──────── Dataset extract

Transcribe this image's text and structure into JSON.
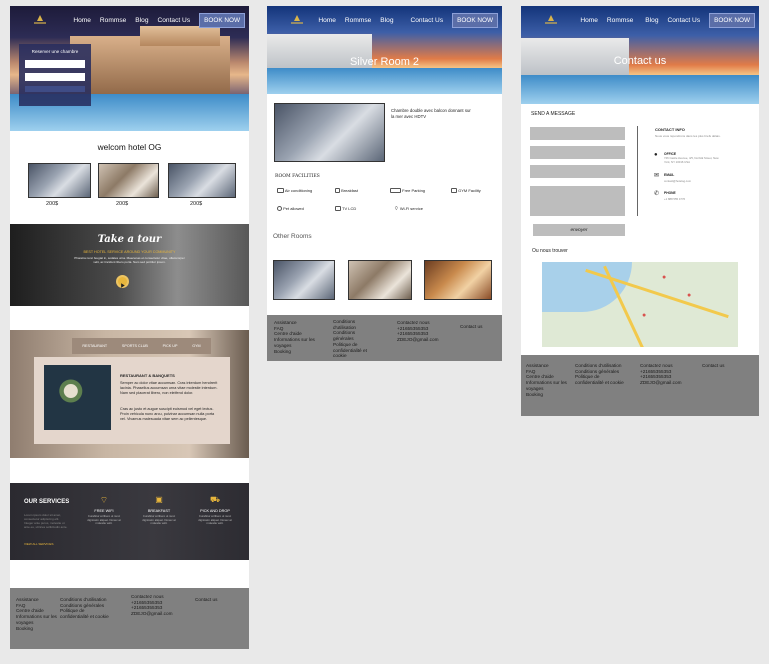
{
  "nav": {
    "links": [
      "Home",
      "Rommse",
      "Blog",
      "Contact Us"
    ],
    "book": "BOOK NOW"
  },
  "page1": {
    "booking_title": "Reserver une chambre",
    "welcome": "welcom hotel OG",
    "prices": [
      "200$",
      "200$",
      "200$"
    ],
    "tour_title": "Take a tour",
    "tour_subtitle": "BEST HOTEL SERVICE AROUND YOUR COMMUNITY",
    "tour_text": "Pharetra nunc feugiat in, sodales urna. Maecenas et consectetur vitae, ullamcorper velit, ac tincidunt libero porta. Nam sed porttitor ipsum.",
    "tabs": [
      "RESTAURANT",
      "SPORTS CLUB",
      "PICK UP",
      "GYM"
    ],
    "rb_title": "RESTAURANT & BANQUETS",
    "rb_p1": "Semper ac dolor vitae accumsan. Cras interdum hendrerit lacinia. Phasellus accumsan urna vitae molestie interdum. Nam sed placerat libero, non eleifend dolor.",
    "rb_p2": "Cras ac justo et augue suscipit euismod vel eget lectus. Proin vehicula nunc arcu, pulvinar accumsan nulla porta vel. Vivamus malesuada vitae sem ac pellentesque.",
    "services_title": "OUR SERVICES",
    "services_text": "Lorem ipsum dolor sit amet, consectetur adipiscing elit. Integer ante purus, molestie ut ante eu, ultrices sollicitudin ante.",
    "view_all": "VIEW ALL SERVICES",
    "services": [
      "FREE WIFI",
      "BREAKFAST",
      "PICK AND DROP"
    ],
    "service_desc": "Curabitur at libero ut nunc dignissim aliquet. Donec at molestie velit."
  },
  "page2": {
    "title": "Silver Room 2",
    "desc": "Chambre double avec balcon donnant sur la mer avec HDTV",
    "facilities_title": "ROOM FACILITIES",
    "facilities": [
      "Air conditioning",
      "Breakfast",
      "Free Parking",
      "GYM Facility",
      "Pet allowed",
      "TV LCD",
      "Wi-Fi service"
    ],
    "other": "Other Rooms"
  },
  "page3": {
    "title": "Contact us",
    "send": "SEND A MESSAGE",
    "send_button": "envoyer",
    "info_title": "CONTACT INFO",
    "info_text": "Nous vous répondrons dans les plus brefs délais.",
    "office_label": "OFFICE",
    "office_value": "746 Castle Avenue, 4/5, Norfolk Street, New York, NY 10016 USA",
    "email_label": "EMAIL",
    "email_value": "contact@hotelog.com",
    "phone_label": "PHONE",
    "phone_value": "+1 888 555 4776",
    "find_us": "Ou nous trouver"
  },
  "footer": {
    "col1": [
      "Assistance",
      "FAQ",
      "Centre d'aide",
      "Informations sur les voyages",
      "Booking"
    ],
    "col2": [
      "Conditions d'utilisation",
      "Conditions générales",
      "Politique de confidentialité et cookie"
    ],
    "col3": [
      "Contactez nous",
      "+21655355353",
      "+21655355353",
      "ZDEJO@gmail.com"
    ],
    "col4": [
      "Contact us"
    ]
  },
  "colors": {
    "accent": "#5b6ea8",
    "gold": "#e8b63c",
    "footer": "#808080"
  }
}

────────────────

### Exercise task
Transcribe the entries above verbatim, omitting their pictures.

### Complete output
Transcribe this image's text and structure into JSON.
{
  "nav": {
    "links": [
      "Home",
      "Rommse",
      "Blog",
      "Contact Us"
    ],
    "book": "BOOK NOW"
  },
  "page1": {
    "booking_title": "Reserver une chambre",
    "welcome": "welcom hotel OG",
    "prices": [
      "200$",
      "200$",
      "200$"
    ],
    "tour_title": "Take a tour",
    "tour_subtitle": "BEST HOTEL SERVICE AROUND YOUR COMMUNITY",
    "tour_text": "Pharetra nunc feugiat in, sodales urna. Maecenas et consectetur vitae, ullamcorper velit, ac tincidunt libero porta. Nam sed porttitor ipsum.",
    "tabs": [
      "RESTAURANT",
      "SPORTS CLUB",
      "PICK UP",
      "GYM"
    ],
    "rb_title": "RESTAURANT & BANQUETS",
    "rb_p1": "Semper ac dolor vitae accumsan. Cras interdum hendrerit lacinia. Phasellus accumsan urna vitae molestie interdum. Nam sed placerat libero, non eleifend dolor.",
    "rb_p2": "Cras ac justo et augue suscipit euismod vel eget lectus. Proin vehicula nunc arcu, pulvinar accumsan nulla porta vel. Vivamus malesuada vitae sem ac pellentesque.",
    "services_title": "OUR SERVICES",
    "services_text": "Lorem ipsum dolor sit amet, consectetur adipiscing elit. Integer ante purus, molestie ut ante eu, ultrices sollicitudin ante.",
    "view_all": "VIEW ALL SERVICES",
    "services": [
      "FREE WIFI",
      "BREAKFAST",
      "PICK AND DROP"
    ],
    "service_desc": "Curabitur at libero ut nunc dignissim aliquet. Donec at molestie velit."
  },
  "page2": {
    "title": "Silver Room 2",
    "desc": "Chambre double avec balcon donnant sur la mer avec HDTV",
    "facilities_title": "ROOM FACILITIES",
    "facilities": [
      "Air conditioning",
      "Breakfast",
      "Free Parking",
      "GYM Facility",
      "Pet allowed",
      "TV LCD",
      "Wi-Fi service"
    ],
    "other": "Other Rooms"
  },
  "page3": {
    "title": "Contact us",
    "send": "SEND A MESSAGE",
    "send_button": "envoyer",
    "info_title": "CONTACT INFO",
    "info_text": "Nous vous répondrons dans les plus brefs délais.",
    "office_label": "OFFICE",
    "office_value": "746 Castle Avenue, 4/5, Norfolk Street, New York, NY 10016 USA",
    "email_label": "EMAIL",
    "email_value": "contact@hotelog.com",
    "phone_label": "PHONE",
    "phone_value": "+1 888 555 4776",
    "find_us": "Ou nous trouver"
  },
  "footer": {
    "col1": [
      "Assistance",
      "FAQ",
      "Centre d'aide",
      "Informations sur les voyages",
      "Booking"
    ],
    "col2": [
      "Conditions d'utilisation",
      "Conditions générales",
      "Politique de confidentialité et cookie"
    ],
    "col3": [
      "Contactez nous",
      "+21655355353",
      "+21655355353",
      "ZDEJO@gmail.com"
    ],
    "col4": [
      "Contact us"
    ]
  },
  "colors": {
    "accent": "#5b6ea8",
    "gold": "#e8b63c",
    "footer": "#808080"
  }
}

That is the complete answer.